- **Directions for this task**
Omit the images, then output each of the records below exactly.
▼▼▼
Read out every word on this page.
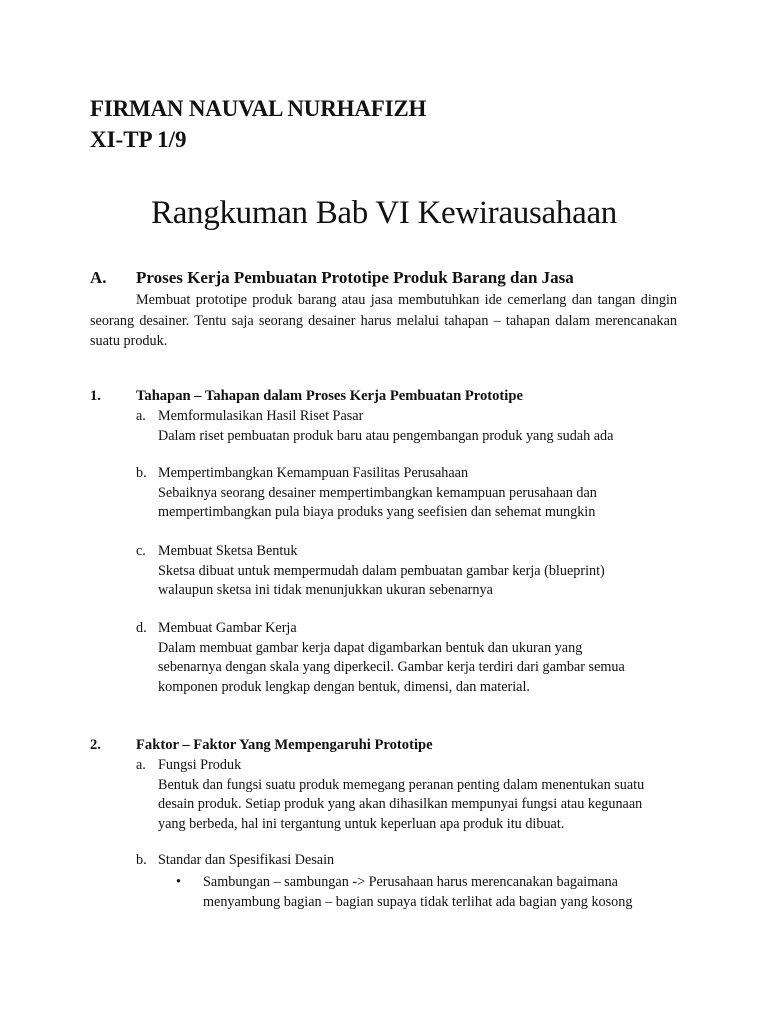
FIRMAN NAUVAL NURHAFIZH
XI-TP 1/9
Rangkuman Bab VI Kewirausahaan
A. Proses Kerja Pembuatan Prototipe Produk Barang dan Jasa
Membuat prototipe produk barang atau jasa membutuhkan ide cemerlang dan tangan dingin seorang desainer. Tentu saja seorang desainer harus melalui tahapan – tahapan dalam merencanakan suatu produk.
1. Tahapan – Tahapan dalam Proses Kerja Pembuatan Prototipe
a. Memformulasikan Hasil Riset Pasar
Dalam riset pembuatan produk baru atau pengembangan produk yang sudah ada
b. Mempertimbangkan Kemampuan Fasilitas Perusahaan
Sebaiknya seorang desainer mempertimbangkan kemampuan perusahaan dan
mempertimbangkan pula biaya produks yang seefisien dan sehemat mungkin
c. Membuat Sketsa Bentuk
Sketsa dibuat untuk mempermudah dalam pembuatan gambar kerja (blueprint)
walaupun sketsa ini tidak menunjukkan ukuran sebenarnya
d. Membuat Gambar Kerja
Dalam membuat gambar kerja dapat digambarkan bentuk dan ukuran yang
sebenarnya dengan skala yang diperkecil. Gambar kerja terdiri dari gambar semua
komponen produk lengkap dengan bentuk, dimensi, dan material.
2. Faktor – Faktor Yang Mempengaruhi Prototipe
a. Fungsi Produk
Bentuk dan fungsi suatu produk memegang peranan penting dalam menentukan suatu
desain produk. Setiap produk yang akan dihasilkan mempunyai fungsi atau kegunaan
yang berbeda, hal ini tergantung untuk keperluan apa produk itu dibuat.
b. Standar dan Spesifikasi Desain
• Sambungan – sambungan -> Perusahaan harus merencanakan bagaimana
menyambung bagian – bagian supaya tidak terlihat ada bagian yang kosong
▲▲▲
- **Finished answer**
Read out every word on this page.
FIRMAN NAUVAL NURHAFIZH
XI-TP 1/9
Rangkuman Bab VI Kewirausahaan
A. Proses Kerja Pembuatan Prototipe Produk Barang dan Jasa
Membuat prototipe produk barang atau jasa membutuhkan ide cemerlang dan tangan dingin seorang desainer. Tentu saja seorang desainer harus melalui tahapan – tahapan dalam merencanakan suatu produk.
1. Tahapan – Tahapan dalam Proses Kerja Pembuatan Prototipe
a. Memformulasikan Hasil Riset Pasar
Dalam riset pembuatan produk baru atau pengembangan produk yang sudah ada
b. Mempertimbangkan Kemampuan Fasilitas Perusahaan
Sebaiknya seorang desainer mempertimbangkan kemampuan perusahaan dan
mempertimbangkan pula biaya produks yang seefisien dan sehemat mungkin
c. Membuat Sketsa Bentuk
Sketsa dibuat untuk mempermudah dalam pembuatan gambar kerja (blueprint)
walaupun sketsa ini tidak menunjukkan ukuran sebenarnya
d. Membuat Gambar Kerja
Dalam membuat gambar kerja dapat digambarkan bentuk dan ukuran yang
sebenarnya dengan skala yang diperkecil. Gambar kerja terdiri dari gambar semua
komponen produk lengkap dengan bentuk, dimensi, dan material.
2. Faktor – Faktor Yang Mempengaruhi Prototipe
a. Fungsi Produk
Bentuk dan fungsi suatu produk memegang peranan penting dalam menentukan suatu
desain produk. Setiap produk yang akan dihasilkan mempunyai fungsi atau kegunaan
yang berbeda, hal ini tergantung untuk keperluan apa produk itu dibuat.
b. Standar dan Spesifikasi Desain
• Sambungan – sambungan -> Perusahaan harus merencanakan bagaimana
menyambung bagian – bagian supaya tidak terlihat ada bagian yang kosong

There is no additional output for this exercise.